Exercise prompt:
Locate each line of the material that contains "this", then return it.
-------- Provided entries --------
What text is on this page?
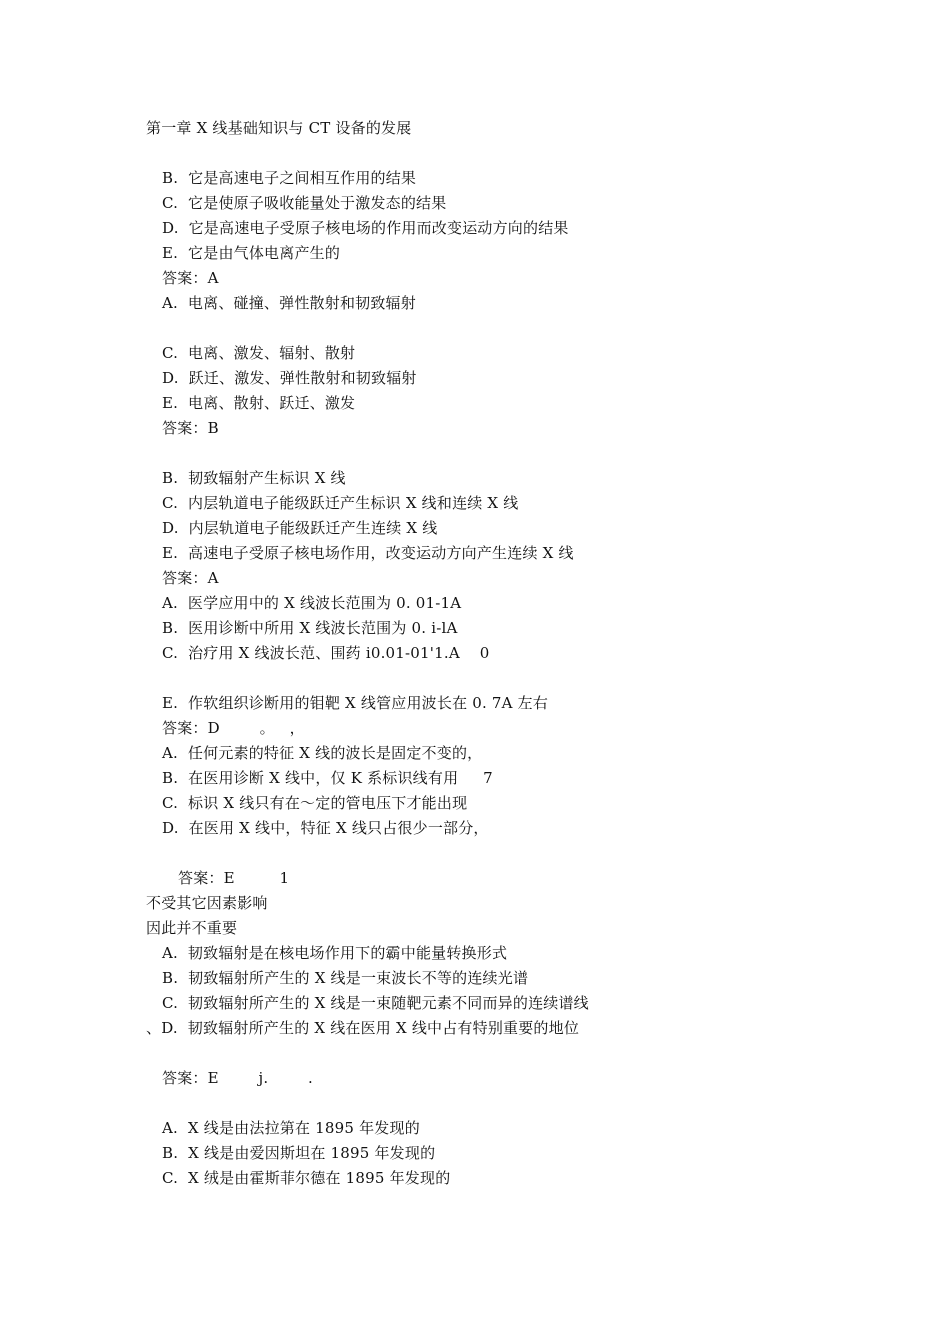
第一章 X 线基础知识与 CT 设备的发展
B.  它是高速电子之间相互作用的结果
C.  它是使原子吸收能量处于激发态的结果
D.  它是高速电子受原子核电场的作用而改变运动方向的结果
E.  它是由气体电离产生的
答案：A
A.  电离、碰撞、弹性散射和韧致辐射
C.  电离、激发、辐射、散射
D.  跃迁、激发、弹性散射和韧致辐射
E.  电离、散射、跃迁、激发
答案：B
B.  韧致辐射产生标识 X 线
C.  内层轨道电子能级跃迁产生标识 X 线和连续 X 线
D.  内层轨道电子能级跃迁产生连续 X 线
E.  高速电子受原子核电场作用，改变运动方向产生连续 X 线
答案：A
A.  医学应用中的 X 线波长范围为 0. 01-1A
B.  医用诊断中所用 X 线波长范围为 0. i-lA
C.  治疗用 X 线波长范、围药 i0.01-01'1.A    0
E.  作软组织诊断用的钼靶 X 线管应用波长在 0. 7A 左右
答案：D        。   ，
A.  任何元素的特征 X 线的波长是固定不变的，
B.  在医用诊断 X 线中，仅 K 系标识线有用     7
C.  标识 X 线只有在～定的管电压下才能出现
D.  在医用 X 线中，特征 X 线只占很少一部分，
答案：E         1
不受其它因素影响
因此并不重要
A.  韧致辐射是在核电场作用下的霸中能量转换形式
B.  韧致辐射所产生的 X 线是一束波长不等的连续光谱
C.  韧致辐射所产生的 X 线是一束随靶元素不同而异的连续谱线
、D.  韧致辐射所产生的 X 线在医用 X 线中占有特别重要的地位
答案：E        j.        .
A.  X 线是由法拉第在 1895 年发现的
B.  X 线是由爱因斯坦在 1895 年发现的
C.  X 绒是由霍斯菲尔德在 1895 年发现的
--------
-------- Provided entries --------
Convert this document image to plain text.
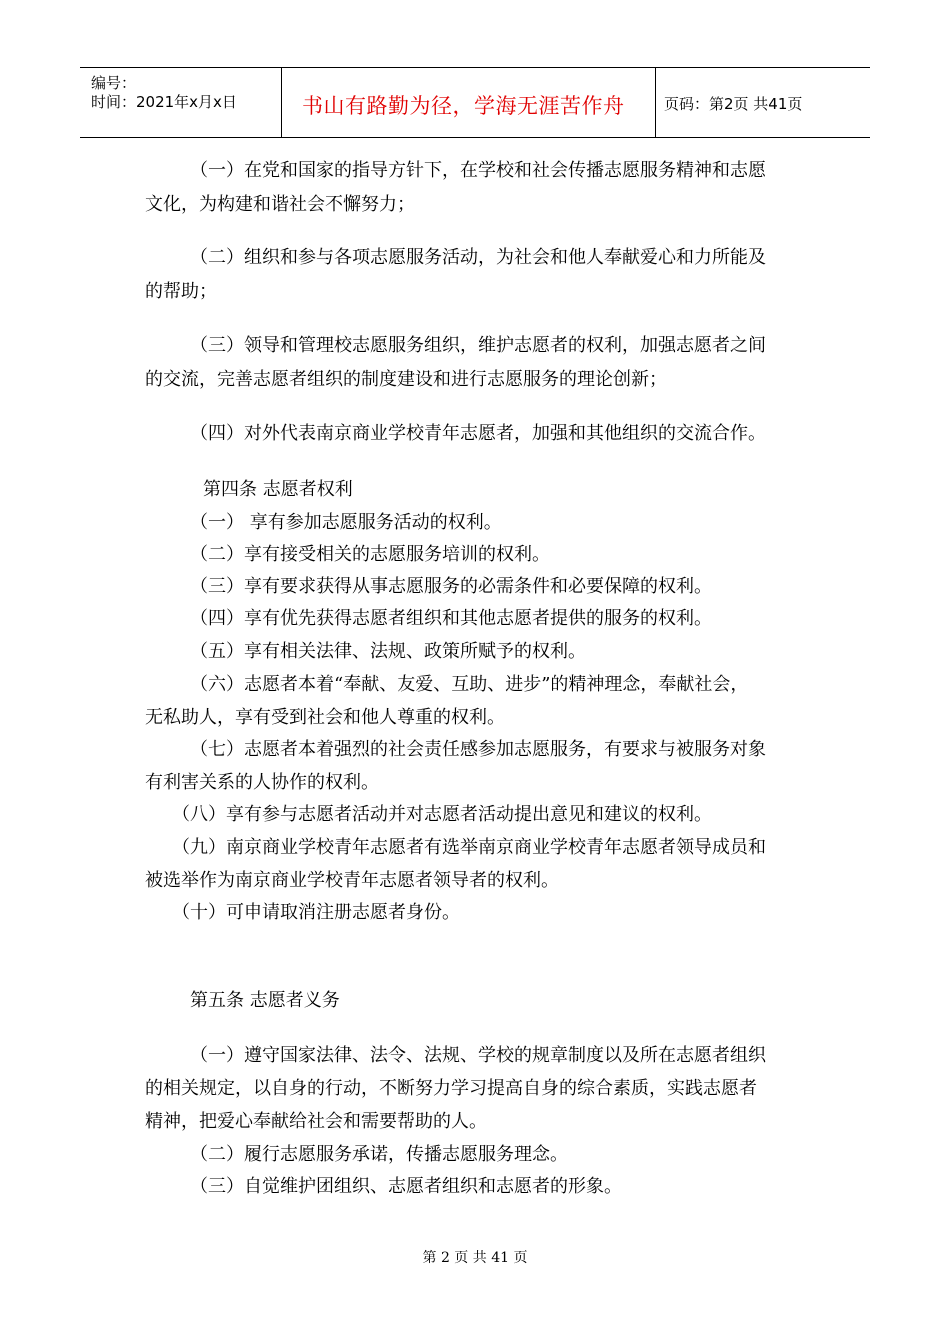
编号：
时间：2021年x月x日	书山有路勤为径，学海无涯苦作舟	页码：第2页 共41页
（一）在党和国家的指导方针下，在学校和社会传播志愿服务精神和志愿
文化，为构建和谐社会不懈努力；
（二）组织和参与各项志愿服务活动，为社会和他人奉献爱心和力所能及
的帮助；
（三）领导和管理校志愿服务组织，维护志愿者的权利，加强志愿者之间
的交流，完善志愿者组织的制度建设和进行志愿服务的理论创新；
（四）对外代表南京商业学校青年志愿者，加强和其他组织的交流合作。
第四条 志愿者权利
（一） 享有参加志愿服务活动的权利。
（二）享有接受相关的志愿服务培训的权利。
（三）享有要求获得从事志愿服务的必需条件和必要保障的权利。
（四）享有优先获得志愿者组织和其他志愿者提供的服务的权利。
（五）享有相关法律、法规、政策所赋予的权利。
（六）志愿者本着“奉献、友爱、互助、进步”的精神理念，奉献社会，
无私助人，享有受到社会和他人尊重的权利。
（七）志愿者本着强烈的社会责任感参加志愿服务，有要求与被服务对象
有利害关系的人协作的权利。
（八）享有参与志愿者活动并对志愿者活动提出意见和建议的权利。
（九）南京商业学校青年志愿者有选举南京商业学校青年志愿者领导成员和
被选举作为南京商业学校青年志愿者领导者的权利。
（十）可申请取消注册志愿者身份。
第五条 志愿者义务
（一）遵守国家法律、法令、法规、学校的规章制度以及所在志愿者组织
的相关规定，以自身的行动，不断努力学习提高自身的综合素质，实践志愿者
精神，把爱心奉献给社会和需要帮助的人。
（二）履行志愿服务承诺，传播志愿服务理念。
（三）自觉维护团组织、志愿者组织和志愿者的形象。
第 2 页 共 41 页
--------
Expected answer:
What text is on this page?
Convert this document image to plain text.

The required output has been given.